Given request:
Copy each record exactly as it reads, leaving out any pictures it holds.

Records from a data source:
※ ※ ※

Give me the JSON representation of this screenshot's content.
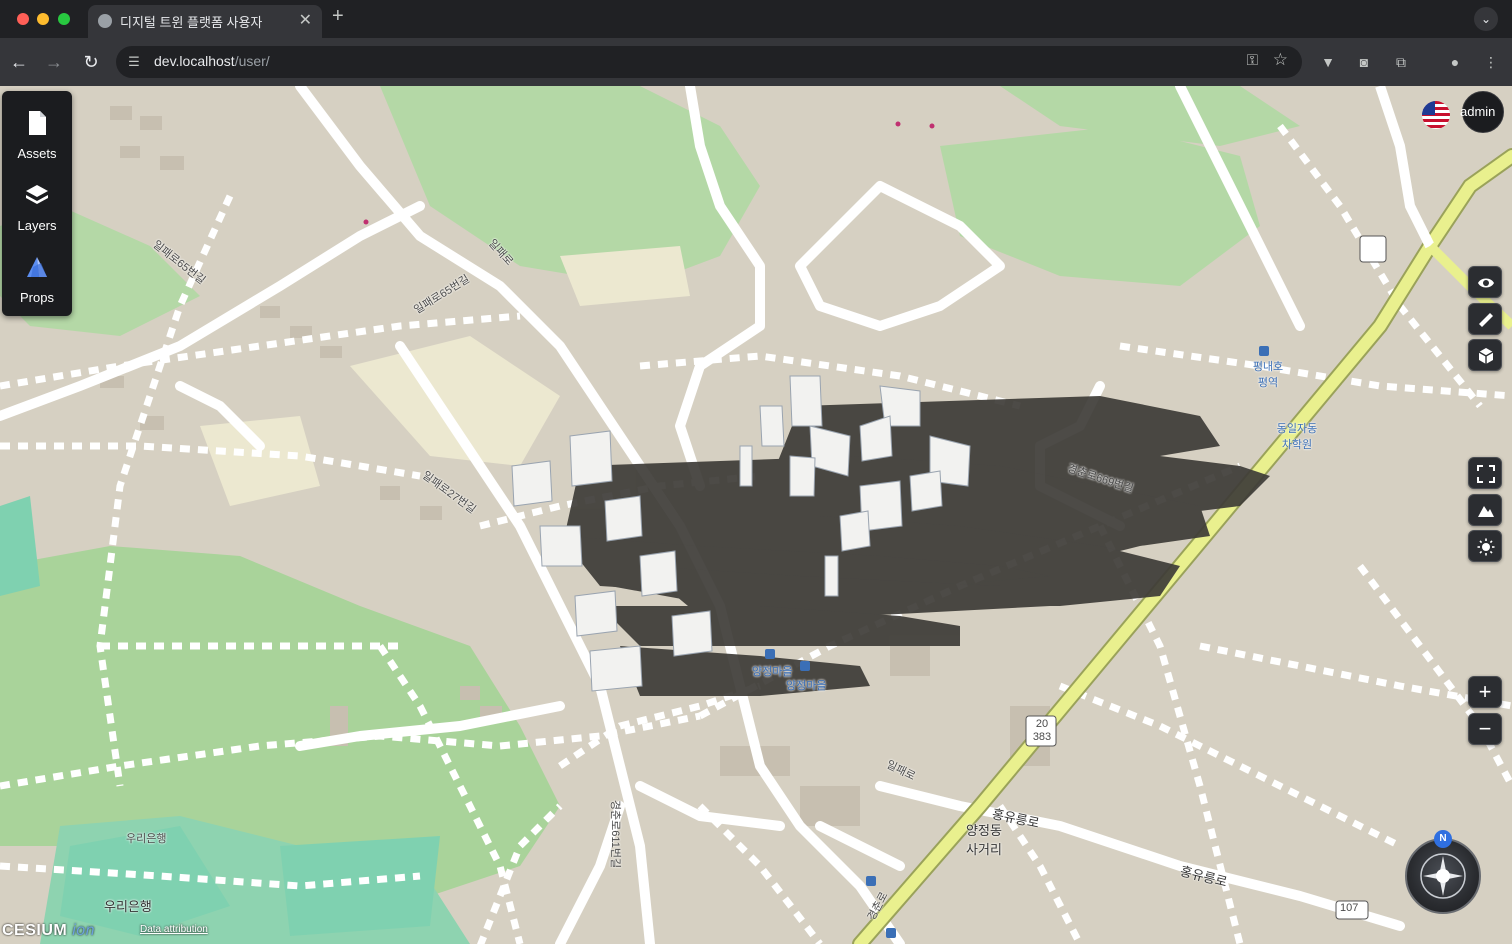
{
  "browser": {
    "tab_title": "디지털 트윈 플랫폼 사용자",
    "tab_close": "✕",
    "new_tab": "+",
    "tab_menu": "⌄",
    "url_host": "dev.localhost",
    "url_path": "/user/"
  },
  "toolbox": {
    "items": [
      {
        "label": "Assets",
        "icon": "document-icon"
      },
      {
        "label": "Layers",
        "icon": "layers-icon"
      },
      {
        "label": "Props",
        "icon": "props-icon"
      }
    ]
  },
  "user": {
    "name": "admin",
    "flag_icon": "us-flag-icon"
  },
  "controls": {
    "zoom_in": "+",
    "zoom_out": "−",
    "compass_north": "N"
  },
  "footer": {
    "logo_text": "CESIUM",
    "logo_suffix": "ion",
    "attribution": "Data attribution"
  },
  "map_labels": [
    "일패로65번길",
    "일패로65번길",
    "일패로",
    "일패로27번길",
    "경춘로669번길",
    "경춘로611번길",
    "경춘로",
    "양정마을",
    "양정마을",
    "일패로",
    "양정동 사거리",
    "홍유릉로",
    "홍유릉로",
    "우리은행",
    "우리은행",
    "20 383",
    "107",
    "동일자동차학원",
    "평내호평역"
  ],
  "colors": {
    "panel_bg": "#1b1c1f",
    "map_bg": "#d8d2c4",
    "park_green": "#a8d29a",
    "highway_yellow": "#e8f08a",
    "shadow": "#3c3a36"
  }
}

※ ※ ※

In response:
Give me the JSON representation of this screenshot's content.
{
  "browser": {
    "tab_title": "디지털 트윈 플랫폼 사용자",
    "tab_close": "✕",
    "new_tab": "+",
    "tab_menu": "⌄",
    "url_host": "dev.localhost",
    "url_path": "/user/"
  },
  "toolbox": {
    "items": [
      {
        "label": "Assets",
        "icon": "document-icon"
      },
      {
        "label": "Layers",
        "icon": "layers-icon"
      },
      {
        "label": "Props",
        "icon": "props-icon"
      }
    ]
  },
  "user": {
    "name": "admin",
    "flag_icon": "us-flag-icon"
  },
  "controls": {
    "zoom_in": "+",
    "zoom_out": "−",
    "compass_north": "N"
  },
  "footer": {
    "logo_text": "CESIUM",
    "logo_suffix": "ion",
    "attribution": "Data attribution"
  },
  "map_labels": [
    "일패로65번길",
    "일패로65번길",
    "일패로",
    "일패로27번길",
    "경춘로669번길",
    "경춘로611번길",
    "경춘로",
    "양정마을",
    "양정마을",
    "일패로",
    "양정동 사거리",
    "홍유릉로",
    "홍유릉로",
    "우리은행",
    "우리은행",
    "20 383",
    "107",
    "동일자동차학원",
    "평내호평역"
  ],
  "colors": {
    "panel_bg": "#1b1c1f",
    "map_bg": "#d8d2c4",
    "park_green": "#a8d29a",
    "highway_yellow": "#e8f08a",
    "shadow": "#3c3a36"
  }
}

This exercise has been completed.